■ The request
Your task is to reproduce the material exactly.

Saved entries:
** START **
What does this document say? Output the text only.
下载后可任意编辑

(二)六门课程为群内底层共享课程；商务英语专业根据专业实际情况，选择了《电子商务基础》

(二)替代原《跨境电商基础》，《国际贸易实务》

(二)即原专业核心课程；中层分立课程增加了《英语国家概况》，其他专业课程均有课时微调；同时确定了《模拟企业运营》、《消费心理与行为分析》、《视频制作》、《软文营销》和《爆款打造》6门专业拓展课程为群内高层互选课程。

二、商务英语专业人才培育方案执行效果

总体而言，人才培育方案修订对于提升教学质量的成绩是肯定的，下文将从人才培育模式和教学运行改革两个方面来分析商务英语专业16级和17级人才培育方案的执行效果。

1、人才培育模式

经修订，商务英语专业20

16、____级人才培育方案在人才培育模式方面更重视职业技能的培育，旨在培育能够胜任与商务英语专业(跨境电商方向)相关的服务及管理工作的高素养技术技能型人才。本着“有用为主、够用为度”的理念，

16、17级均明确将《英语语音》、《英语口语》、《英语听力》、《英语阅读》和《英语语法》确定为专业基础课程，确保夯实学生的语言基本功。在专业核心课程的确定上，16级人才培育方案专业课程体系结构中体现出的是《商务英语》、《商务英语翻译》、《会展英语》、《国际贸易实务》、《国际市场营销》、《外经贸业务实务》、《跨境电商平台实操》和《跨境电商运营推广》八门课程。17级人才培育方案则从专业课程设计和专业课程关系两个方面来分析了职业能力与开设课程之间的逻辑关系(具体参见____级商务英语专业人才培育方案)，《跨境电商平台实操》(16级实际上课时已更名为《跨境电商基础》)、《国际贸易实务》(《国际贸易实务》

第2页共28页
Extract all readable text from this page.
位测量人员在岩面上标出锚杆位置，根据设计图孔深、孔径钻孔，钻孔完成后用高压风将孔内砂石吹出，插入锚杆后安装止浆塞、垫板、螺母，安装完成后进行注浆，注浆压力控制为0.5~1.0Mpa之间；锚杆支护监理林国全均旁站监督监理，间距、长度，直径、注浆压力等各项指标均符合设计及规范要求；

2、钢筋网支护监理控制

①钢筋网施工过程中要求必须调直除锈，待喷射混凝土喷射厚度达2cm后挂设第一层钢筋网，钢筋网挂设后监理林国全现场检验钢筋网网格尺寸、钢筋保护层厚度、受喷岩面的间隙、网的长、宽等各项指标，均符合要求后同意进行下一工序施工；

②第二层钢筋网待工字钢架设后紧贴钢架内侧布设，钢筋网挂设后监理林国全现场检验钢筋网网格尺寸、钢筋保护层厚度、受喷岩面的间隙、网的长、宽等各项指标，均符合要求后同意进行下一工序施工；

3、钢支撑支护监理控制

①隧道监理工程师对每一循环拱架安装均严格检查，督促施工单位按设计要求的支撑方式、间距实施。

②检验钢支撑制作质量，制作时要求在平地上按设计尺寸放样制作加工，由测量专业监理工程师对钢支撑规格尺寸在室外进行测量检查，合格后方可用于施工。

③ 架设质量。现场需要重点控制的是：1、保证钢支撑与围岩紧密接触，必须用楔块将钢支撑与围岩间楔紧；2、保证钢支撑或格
** END **
■ Result of the task
What does this document say? Output the text only.
下载后可任意编辑

(二)六门课程为群内底层共享课程；商务英语专业根据专业实际情况，选择了《电子商务基础》

(二)替代原《跨境电商基础》，《国际贸易实务》

(二)即原专业核心课程；中层分立课程增加了《英语国家概况》，其他专业课程均有课时微调；同时确定了《模拟企业运营》、《消费心理与行为分析》、《视频制作》、《软文营销》和《爆款打造》6门专业拓展课程为群内高层互选课程。

二、商务英语专业人才培育方案执行效果

总体而言，人才培育方案修订对于提升教学质量的成绩是肯定的，下文将从人才培育模式和教学运行改革两个方面来分析商务英语专业16级和17级人才培育方案的执行效果。

1、人才培育模式

经修订，商务英语专业20

16、____级人才培育方案在人才培育模式方面更重视职业技能的培育，旨在培育能够胜任与商务英语专业(跨境电商方向)相关的服务及管理工作的高素养技术技能型人才。本着“有用为主、够用为度”的理念，

16、17级均明确将《英语语音》、《英语口语》、《英语听力》、《英语阅读》和《英语语法》确定为专业基础课程，确保夯实学生的语言基本功。在专业核心课程的确定上，16级人才培育方案专业课程体系结构中体现出的是《商务英语》、《商务英语翻译》、《会展英语》、《国际贸易实务》、《国际市场营销》、《外经贸业务实务》、《跨境电商平台实操》和《跨境电商运营推广》八门课程。17级人才培育方案则从专业课程设计和专业课程关系两个方面来分析了职业能力与开设课程之间的逻辑关系(具体参见____级商务英语专业人才培育方案)，《跨境电商平台实操》(16级实际上课时已更名为《跨境电商基础》)、《国际贸易实务》(《国际贸易实务》

第2页共28页
Extract all readable text from this page.
位测量人员在岩面上标出锚杆位置，根据设计图孔深、孔径钻孔，钻孔完成后用高压风将孔内砂石吹出，插入锚杆后安装止浆塞、垫板、螺母，安装完成后进行注浆，注浆压力控制为0.5~1.0Mpa之间；锚杆支护监理林国全均旁站监督监理，间距、长度，直径、注浆压力等各项指标均符合设计及规范要求；

2、钢筋网支护监理控制

①钢筋网施工过程中要求必须调直除锈，待喷射混凝土喷射厚度达2cm后挂设第一层钢筋网，钢筋网挂设后监理林国全现场检验钢筋网网格尺寸、钢筋保护层厚度、受喷岩面的间隙、网的长、宽等各项指标，均符合要求后同意进行下一工序施工；

②第二层钢筋网待工字钢架设后紧贴钢架内侧布设，钢筋网挂设后监理林国全现场检验钢筋网网格尺寸、钢筋保护层厚度、受喷岩面的间隙、网的长、宽等各项指标，均符合要求后同意进行下一工序施工；

3、钢支撑支护监理控制

①隧道监理工程师对每一循环拱架安装均严格检查，督促施工单位按设计要求的支撑方式、间距实施。

②检验钢支撑制作质量，制作时要求在平地上按设计尺寸放样制作加工，由测量专业监理工程师对钢支撑规格尺寸在室外进行测量检查，合格后方可用于施工。

③ 架设质量。现场需要重点控制的是：1、保证钢支撑与围岩紧密接触，必须用楔块将钢支撑与围岩间楔紧；2、保证钢支撑或格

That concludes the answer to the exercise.